Problem requirements :: Set down the data below without change, skipping the pictures it holds.
##### Input for this task
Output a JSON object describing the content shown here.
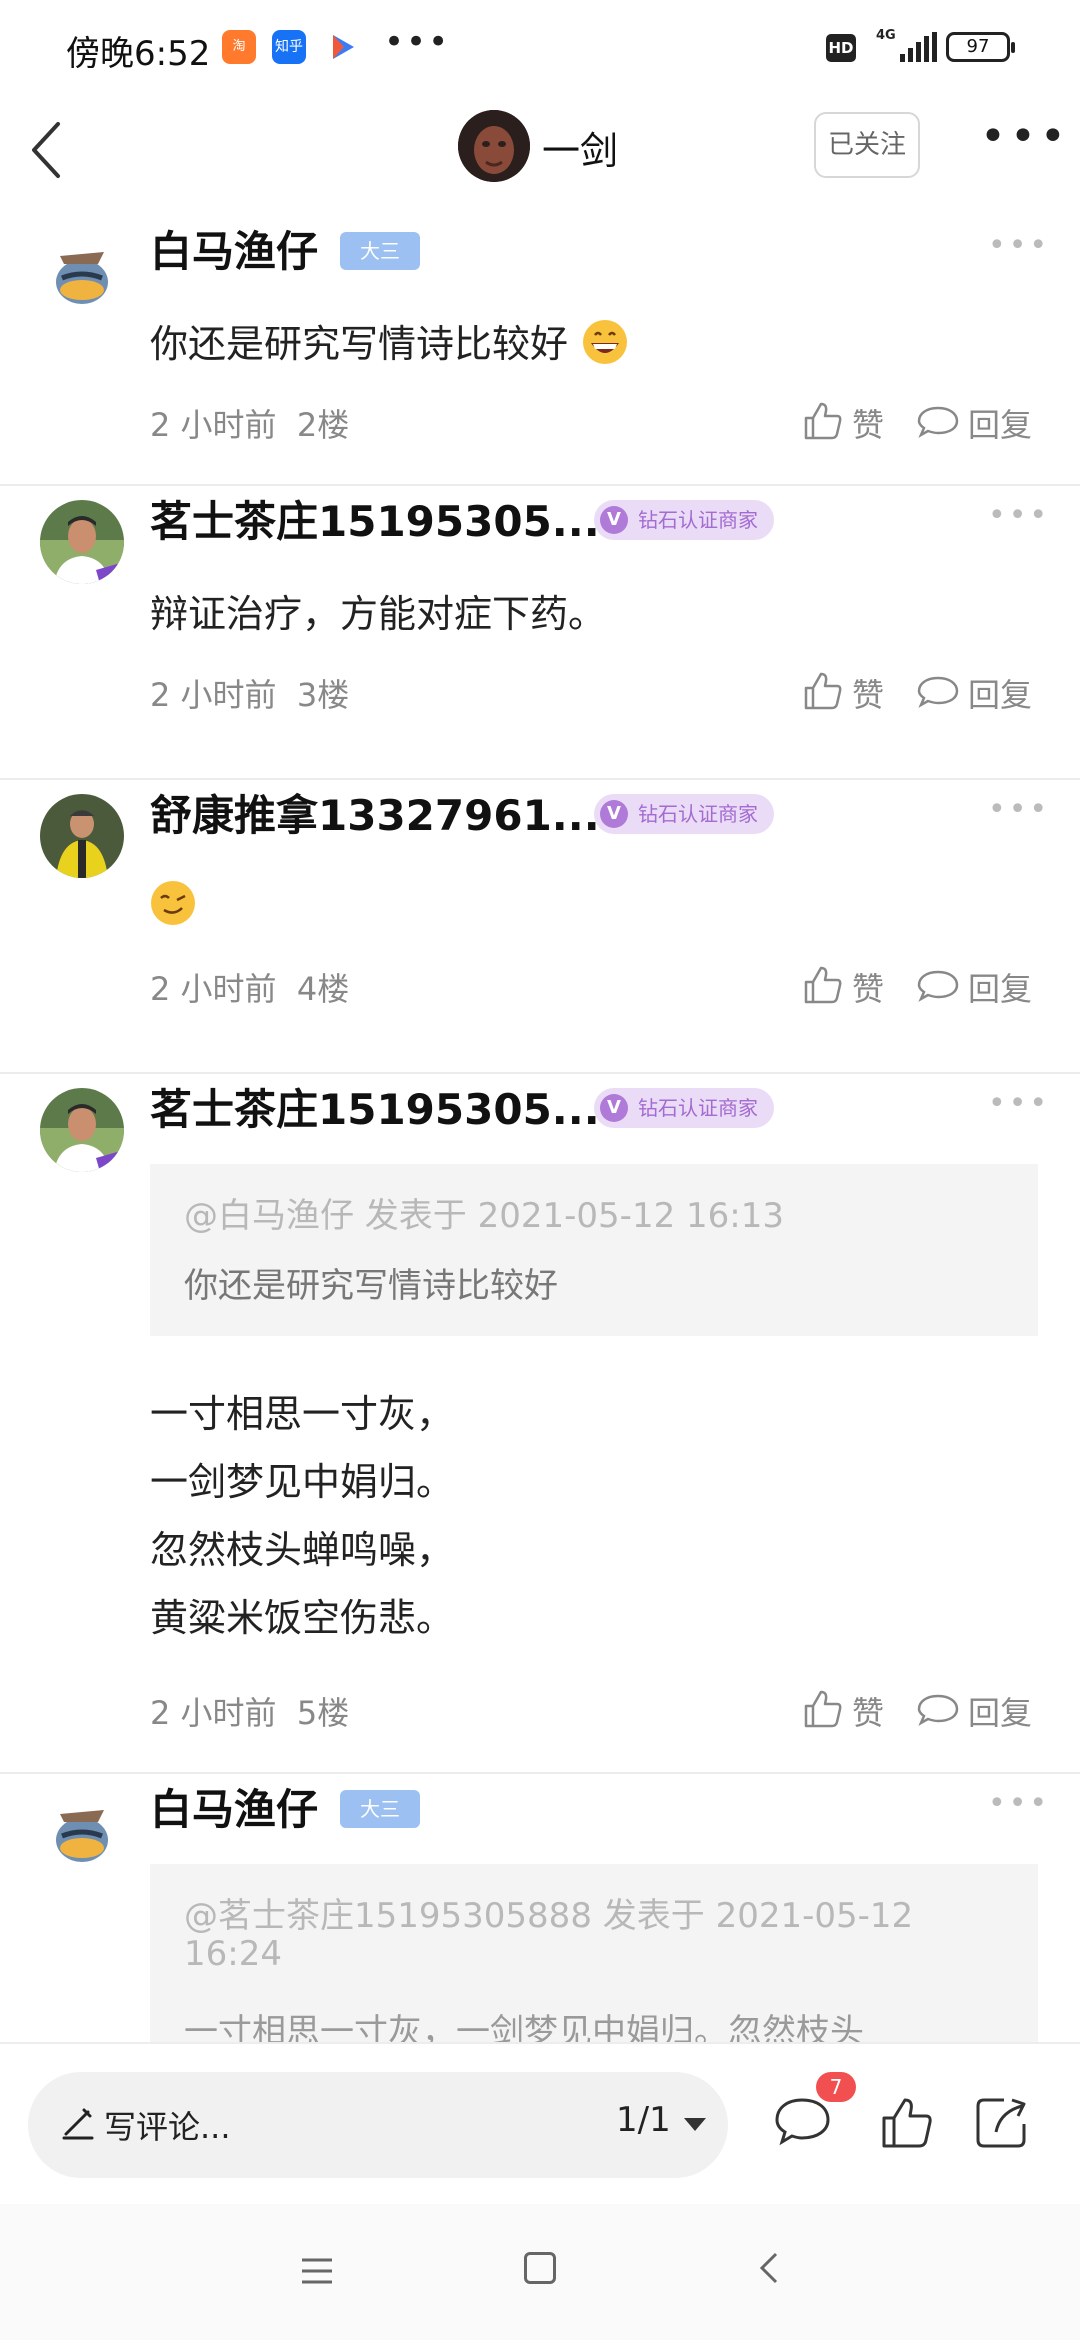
{
  "status_bar": {
    "time": "傍晚6:52",
    "apps": [
      "taobao-icon",
      "zhihu-icon",
      "video-icon"
    ],
    "zhihu_label": "知乎",
    "more": "•••",
    "hd": "HD",
    "network": "4G",
    "battery": "97"
  },
  "header": {
    "name": "一剑",
    "follow_label": "已关注",
    "more": "•••"
  },
  "posts": [
    {
      "author": "白马渔仔",
      "badge": "大三",
      "text": "你还是研究写情诗比较好",
      "emoji": "grinning-face",
      "time": "2 小时前",
      "floor": "2楼"
    },
    {
      "author": "茗士茶庄15195305...",
      "badge": "钻石认证商家",
      "badge_v": "V",
      "text": "辩证治疗，方能对症下药。",
      "time": "2 小时前",
      "floor": "3楼"
    },
    {
      "author": "舒康推拿13327961...",
      "badge": "钻石认证商家",
      "badge_v": "V",
      "emoji": "smirking-face",
      "time": "2 小时前",
      "floor": "4楼"
    },
    {
      "author": "茗士茶庄15195305...",
      "badge": "钻石认证商家",
      "badge_v": "V",
      "quote_head": "@白马渔仔 发表于 2021-05-12 16:13",
      "quote_body": "你还是研究写情诗比较好",
      "lines": [
        "一寸相思一寸灰，",
        "一剑梦见中娟归。",
        "忽然枝头蝉鸣噪，",
        "黄粱米饭空伤悲。"
      ],
      "time": "2 小时前",
      "floor": "5楼"
    },
    {
      "author": "白马渔仔",
      "badge": "大三",
      "quote_head": "@茗士茶庄15195305888 发表于 2021-05-12",
      "quote_head2": "16:24",
      "quote_body": "一寸相思一寸灰，一剑梦见中娟归。忽然枝头"
    }
  ],
  "actions": {
    "like": "赞",
    "reply": "回复",
    "more": "•••"
  },
  "bottom_bar": {
    "placeholder": "写评论...",
    "page": "1/1",
    "comment_count": "7"
  },
  "colors": {
    "rank_badge": "#9cc0f2",
    "merchant_badge_bg": "#eadbf6",
    "merchant_badge_text": "#a46bd1",
    "count_badge": "#f25050"
  }
}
##########
The completed task ::
Output a JSON object describing the content shown here.
{
  "status_bar": {
    "time": "傍晚6:52",
    "apps": [
      "taobao-icon",
      "zhihu-icon",
      "video-icon"
    ],
    "zhihu_label": "知乎",
    "more": "•••",
    "hd": "HD",
    "network": "4G",
    "battery": "97"
  },
  "header": {
    "name": "一剑",
    "follow_label": "已关注",
    "more": "•••"
  },
  "posts": [
    {
      "author": "白马渔仔",
      "badge": "大三",
      "text": "你还是研究写情诗比较好",
      "emoji": "grinning-face",
      "time": "2 小时前",
      "floor": "2楼"
    },
    {
      "author": "茗士茶庄15195305...",
      "badge": "钻石认证商家",
      "badge_v": "V",
      "text": "辩证治疗，方能对症下药。",
      "time": "2 小时前",
      "floor": "3楼"
    },
    {
      "author": "舒康推拿13327961...",
      "badge": "钻石认证商家",
      "badge_v": "V",
      "emoji": "smirking-face",
      "time": "2 小时前",
      "floor": "4楼"
    },
    {
      "author": "茗士茶庄15195305...",
      "badge": "钻石认证商家",
      "badge_v": "V",
      "quote_head": "@白马渔仔 发表于 2021-05-12 16:13",
      "quote_body": "你还是研究写情诗比较好",
      "lines": [
        "一寸相思一寸灰，",
        "一剑梦见中娟归。",
        "忽然枝头蝉鸣噪，",
        "黄粱米饭空伤悲。"
      ],
      "time": "2 小时前",
      "floor": "5楼"
    },
    {
      "author": "白马渔仔",
      "badge": "大三",
      "quote_head": "@茗士茶庄15195305888 发表于 2021-05-12",
      "quote_head2": "16:24",
      "quote_body": "一寸相思一寸灰，一剑梦见中娟归。忽然枝头"
    }
  ],
  "actions": {
    "like": "赞",
    "reply": "回复",
    "more": "•••"
  },
  "bottom_bar": {
    "placeholder": "写评论...",
    "page": "1/1",
    "comment_count": "7"
  },
  "colors": {
    "rank_badge": "#9cc0f2",
    "merchant_badge_bg": "#eadbf6",
    "merchant_badge_text": "#a46bd1",
    "count_badge": "#f25050"
  }
}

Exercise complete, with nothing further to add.